**Problem details**
Type out the records that follow, exactly as given.

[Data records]
%%

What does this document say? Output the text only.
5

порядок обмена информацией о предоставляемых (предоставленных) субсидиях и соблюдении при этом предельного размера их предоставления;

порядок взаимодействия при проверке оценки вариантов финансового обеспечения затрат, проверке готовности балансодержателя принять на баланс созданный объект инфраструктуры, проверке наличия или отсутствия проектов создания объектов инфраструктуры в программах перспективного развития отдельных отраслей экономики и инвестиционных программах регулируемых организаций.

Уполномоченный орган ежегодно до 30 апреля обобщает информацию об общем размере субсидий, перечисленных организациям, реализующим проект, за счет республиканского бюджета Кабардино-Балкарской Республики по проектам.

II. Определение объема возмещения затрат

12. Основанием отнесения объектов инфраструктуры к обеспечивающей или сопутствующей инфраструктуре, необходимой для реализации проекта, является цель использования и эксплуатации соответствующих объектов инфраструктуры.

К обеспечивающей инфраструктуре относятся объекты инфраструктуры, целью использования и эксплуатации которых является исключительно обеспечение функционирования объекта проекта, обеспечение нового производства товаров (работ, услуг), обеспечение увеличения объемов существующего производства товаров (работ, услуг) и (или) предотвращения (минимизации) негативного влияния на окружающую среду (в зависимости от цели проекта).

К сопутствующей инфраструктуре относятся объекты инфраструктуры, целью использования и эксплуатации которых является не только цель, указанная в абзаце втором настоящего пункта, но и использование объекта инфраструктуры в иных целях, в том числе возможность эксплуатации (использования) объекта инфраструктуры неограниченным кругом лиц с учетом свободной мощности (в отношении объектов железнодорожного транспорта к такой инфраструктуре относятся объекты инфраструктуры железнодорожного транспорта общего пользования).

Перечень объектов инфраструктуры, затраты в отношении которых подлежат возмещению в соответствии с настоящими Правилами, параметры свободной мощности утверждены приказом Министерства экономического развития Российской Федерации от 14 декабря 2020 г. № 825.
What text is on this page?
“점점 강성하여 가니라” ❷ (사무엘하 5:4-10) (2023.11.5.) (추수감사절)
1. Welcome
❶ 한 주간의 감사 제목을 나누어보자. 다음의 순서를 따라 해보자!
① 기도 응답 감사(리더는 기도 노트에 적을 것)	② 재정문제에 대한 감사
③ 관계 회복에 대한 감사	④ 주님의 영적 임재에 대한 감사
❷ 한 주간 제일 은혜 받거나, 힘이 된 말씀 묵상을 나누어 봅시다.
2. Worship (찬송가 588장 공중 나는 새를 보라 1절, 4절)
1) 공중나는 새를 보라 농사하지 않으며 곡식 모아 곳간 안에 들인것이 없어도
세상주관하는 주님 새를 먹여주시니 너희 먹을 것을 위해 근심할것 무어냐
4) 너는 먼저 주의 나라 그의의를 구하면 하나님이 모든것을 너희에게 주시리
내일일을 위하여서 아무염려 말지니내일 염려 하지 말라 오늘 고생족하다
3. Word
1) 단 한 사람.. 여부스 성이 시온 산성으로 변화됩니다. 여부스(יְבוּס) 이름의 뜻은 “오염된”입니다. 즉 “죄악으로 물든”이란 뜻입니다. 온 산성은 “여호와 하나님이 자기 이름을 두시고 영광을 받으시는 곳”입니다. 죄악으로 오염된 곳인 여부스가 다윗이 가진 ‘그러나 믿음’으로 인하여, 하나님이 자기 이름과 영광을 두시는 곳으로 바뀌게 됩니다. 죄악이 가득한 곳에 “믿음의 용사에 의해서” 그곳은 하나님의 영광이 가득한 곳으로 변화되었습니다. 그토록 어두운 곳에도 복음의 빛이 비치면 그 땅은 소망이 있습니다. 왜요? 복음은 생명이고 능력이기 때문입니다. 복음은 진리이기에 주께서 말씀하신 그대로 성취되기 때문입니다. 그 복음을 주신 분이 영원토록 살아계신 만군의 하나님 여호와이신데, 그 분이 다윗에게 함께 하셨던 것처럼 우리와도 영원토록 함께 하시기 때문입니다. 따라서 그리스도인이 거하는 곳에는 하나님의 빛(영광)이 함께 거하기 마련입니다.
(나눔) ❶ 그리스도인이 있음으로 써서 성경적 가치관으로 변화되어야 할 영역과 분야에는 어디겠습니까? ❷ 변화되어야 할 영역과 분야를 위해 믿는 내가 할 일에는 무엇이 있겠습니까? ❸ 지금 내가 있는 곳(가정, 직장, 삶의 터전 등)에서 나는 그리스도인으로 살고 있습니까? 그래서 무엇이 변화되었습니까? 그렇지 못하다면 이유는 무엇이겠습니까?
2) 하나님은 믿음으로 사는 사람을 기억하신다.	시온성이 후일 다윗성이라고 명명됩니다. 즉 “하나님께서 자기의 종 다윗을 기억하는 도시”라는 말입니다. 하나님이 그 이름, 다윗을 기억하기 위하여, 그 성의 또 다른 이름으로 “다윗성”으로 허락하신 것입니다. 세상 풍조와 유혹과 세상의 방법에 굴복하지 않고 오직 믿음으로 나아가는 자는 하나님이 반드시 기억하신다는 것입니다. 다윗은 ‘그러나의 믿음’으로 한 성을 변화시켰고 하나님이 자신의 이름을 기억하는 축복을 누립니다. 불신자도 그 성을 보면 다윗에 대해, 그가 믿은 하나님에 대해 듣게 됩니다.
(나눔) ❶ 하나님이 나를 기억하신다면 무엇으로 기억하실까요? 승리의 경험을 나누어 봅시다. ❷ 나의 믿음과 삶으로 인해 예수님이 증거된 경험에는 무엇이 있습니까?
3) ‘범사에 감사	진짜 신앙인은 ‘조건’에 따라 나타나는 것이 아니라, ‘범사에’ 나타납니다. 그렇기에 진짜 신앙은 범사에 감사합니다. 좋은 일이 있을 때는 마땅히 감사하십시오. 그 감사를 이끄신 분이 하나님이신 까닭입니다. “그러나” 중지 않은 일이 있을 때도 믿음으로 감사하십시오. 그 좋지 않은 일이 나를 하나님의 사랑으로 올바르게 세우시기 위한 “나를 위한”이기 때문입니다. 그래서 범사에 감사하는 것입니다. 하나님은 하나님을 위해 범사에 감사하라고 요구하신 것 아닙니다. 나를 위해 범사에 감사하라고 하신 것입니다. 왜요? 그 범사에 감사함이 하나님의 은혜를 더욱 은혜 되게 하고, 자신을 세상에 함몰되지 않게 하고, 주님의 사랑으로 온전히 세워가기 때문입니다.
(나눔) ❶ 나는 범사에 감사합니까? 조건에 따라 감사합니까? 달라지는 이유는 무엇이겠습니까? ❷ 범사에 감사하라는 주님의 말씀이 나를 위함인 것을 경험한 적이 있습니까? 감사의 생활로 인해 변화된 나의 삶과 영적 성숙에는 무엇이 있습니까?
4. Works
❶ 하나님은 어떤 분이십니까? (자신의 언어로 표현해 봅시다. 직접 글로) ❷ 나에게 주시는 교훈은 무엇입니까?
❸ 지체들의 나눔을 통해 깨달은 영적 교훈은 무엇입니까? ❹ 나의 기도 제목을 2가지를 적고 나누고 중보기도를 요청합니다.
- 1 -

%%

**Exercise answer**
What does this document say? Output the text only.
5

порядок обмена информацией о предоставляемых (предоставленных) субсидиях и соблюдении при этом предельного размера их предоставления;

порядок взаимодействия при проверке оценки вариантов финансового обеспечения затрат, проверке готовности балансодержателя принять на баланс созданный объект инфраструктуры, проверке наличия или отсутствия проектов создания объектов инфраструктуры в программах перспективного развития отдельных отраслей экономики и инвестиционных программах регулируемых организаций.

Уполномоченный орган ежегодно до 30 апреля обобщает информацию об общем размере субсидий, перечисленных организациям, реализующим проект, за счет республиканского бюджета Кабардино-Балкарской Республики по проектам.

II. Определение объема возмещения затрат

12. Основанием отнесения объектов инфраструктуры к обеспечивающей или сопутствующей инфраструктуре, необходимой для реализации проекта, является цель использования и эксплуатации соответствующих объектов инфраструктуры.

К обеспечивающей инфраструктуре относятся объекты инфраструктуры, целью использования и эксплуатации которых является исключительно обеспечение функционирования объекта проекта, обеспечение нового производства товаров (работ, услуг), обеспечение увеличения объемов существующего производства товаров (работ, услуг) и (или) предотвращения (минимизации) негативного влияния на окружающую среду (в зависимости от цели проекта).

К сопутствующей инфраструктуре относятся объекты инфраструктуры, целью использования и эксплуатации которых является не только цель, указанная в абзаце втором настоящего пункта, но и использование объекта инфраструктуры в иных целях, в том числе возможность эксплуатации (использования) объекта инфраструктуры неограниченным кругом лиц с учетом свободной мощности (в отношении объектов железнодорожного транспорта к такой инфраструктуре относятся объекты инфраструктуры железнодорожного транспорта общего пользования).

Перечень объектов инфраструктуры, затраты в отношении которых подлежат возмещению в соответствии с настоящими Правилами, параметры свободной мощности утверждены приказом Министерства экономического развития Российской Федерации от 14 декабря 2020 г. № 825.
What text is on this page?
“점점 강성하여 가니라” ❷ (사무엘하 5:4-10) (2023.11.5.) (추수감사절)
1. Welcome
❶ 한 주간의 감사 제목을 나누어보자. 다음의 순서를 따라 해보자!
① 기도 응답 감사(리더는 기도 노트에 적을 것)	② 재정문제에 대한 감사
③ 관계 회복에 대한 감사	④ 주님의 영적 임재에 대한 감사
❷ 한 주간 제일 은혜 받거나, 힘이 된 말씀 묵상을 나누어 봅시다.
2. Worship (찬송가 588장 공중 나는 새를 보라 1절, 4절)
1) 공중나는 새를 보라 농사하지 않으며 곡식 모아 곳간 안에 들인것이 없어도
세상주관하는 주님 새를 먹여주시니 너희 먹을 것을 위해 근심할것 무어냐
4) 너는 먼저 주의 나라 그의의를 구하면 하나님이 모든것을 너희에게 주시리
내일일을 위하여서 아무염려 말지니내일 염려 하지 말라 오늘 고생족하다
3. Word
1) 단 한 사람.. 여부스 성이 시온 산성으로 변화됩니다. 여부스(יְבוּס) 이름의 뜻은 “오염된”입니다. 즉 “죄악으로 물든”이란 뜻입니다. 온 산성은 “여호와 하나님이 자기 이름을 두시고 영광을 받으시는 곳”입니다. 죄악으로 오염된 곳인 여부스가 다윗이 가진 ‘그러나 믿음’으로 인하여, 하나님이 자기 이름과 영광을 두시는 곳으로 바뀌게 됩니다. 죄악이 가득한 곳에 “믿음의 용사에 의해서” 그곳은 하나님의 영광이 가득한 곳으로 변화되었습니다. 그토록 어두운 곳에도 복음의 빛이 비치면 그 땅은 소망이 있습니다. 왜요? 복음은 생명이고 능력이기 때문입니다. 복음은 진리이기에 주께서 말씀하신 그대로 성취되기 때문입니다. 그 복음을 주신 분이 영원토록 살아계신 만군의 하나님 여호와이신데, 그 분이 다윗에게 함께 하셨던 것처럼 우리와도 영원토록 함께 하시기 때문입니다. 따라서 그리스도인이 거하는 곳에는 하나님의 빛(영광)이 함께 거하기 마련입니다.
(나눔) ❶ 그리스도인이 있음으로 써서 성경적 가치관으로 변화되어야 할 영역과 분야에는 어디겠습니까? ❷ 변화되어야 할 영역과 분야를 위해 믿는 내가 할 일에는 무엇이 있겠습니까? ❸ 지금 내가 있는 곳(가정, 직장, 삶의 터전 등)에서 나는 그리스도인으로 살고 있습니까? 그래서 무엇이 변화되었습니까? 그렇지 못하다면 이유는 무엇이겠습니까?
2) 하나님은 믿음으로 사는 사람을 기억하신다.	시온성이 후일 다윗성이라고 명명됩니다. 즉 “하나님께서 자기의 종 다윗을 기억하는 도시”라는 말입니다. 하나님이 그 이름, 다윗을 기억하기 위하여, 그 성의 또 다른 이름으로 “다윗성”으로 허락하신 것입니다. 세상 풍조와 유혹과 세상의 방법에 굴복하지 않고 오직 믿음으로 나아가는 자는 하나님이 반드시 기억하신다는 것입니다. 다윗은 ‘그러나의 믿음’으로 한 성을 변화시켰고 하나님이 자신의 이름을 기억하는 축복을 누립니다. 불신자도 그 성을 보면 다윗에 대해, 그가 믿은 하나님에 대해 듣게 됩니다.
(나눔) ❶ 하나님이 나를 기억하신다면 무엇으로 기억하실까요? 승리의 경험을 나누어 봅시다. ❷ 나의 믿음과 삶으로 인해 예수님이 증거된 경험에는 무엇이 있습니까?
3) ‘범사에 감사	진짜 신앙인은 ‘조건’에 따라 나타나는 것이 아니라, ‘범사에’ 나타납니다. 그렇기에 진짜 신앙은 범사에 감사합니다. 좋은 일이 있을 때는 마땅히 감사하십시오. 그 감사를 이끄신 분이 하나님이신 까닭입니다. “그러나” 중지 않은 일이 있을 때도 믿음으로 감사하십시오. 그 좋지 않은 일이 나를 하나님의 사랑으로 올바르게 세우시기 위한 “나를 위한”이기 때문입니다. 그래서 범사에 감사하는 것입니다. 하나님은 하나님을 위해 범사에 감사하라고 요구하신 것 아닙니다. 나를 위해 범사에 감사하라고 하신 것입니다. 왜요? 그 범사에 감사함이 하나님의 은혜를 더욱 은혜 되게 하고, 자신을 세상에 함몰되지 않게 하고, 주님의 사랑으로 온전히 세워가기 때문입니다.
(나눔) ❶ 나는 범사에 감사합니까? 조건에 따라 감사합니까? 달라지는 이유는 무엇이겠습니까? ❷ 범사에 감사하라는 주님의 말씀이 나를 위함인 것을 경험한 적이 있습니까? 감사의 생활로 인해 변화된 나의 삶과 영적 성숙에는 무엇이 있습니까?
4. Works
❶ 하나님은 어떤 분이십니까? (자신의 언어로 표현해 봅시다. 직접 글로) ❷ 나에게 주시는 교훈은 무엇입니까?
❸ 지체들의 나눔을 통해 깨달은 영적 교훈은 무엇입니까? ❹ 나의 기도 제목을 2가지를 적고 나누고 중보기도를 요청합니다.
- 1 -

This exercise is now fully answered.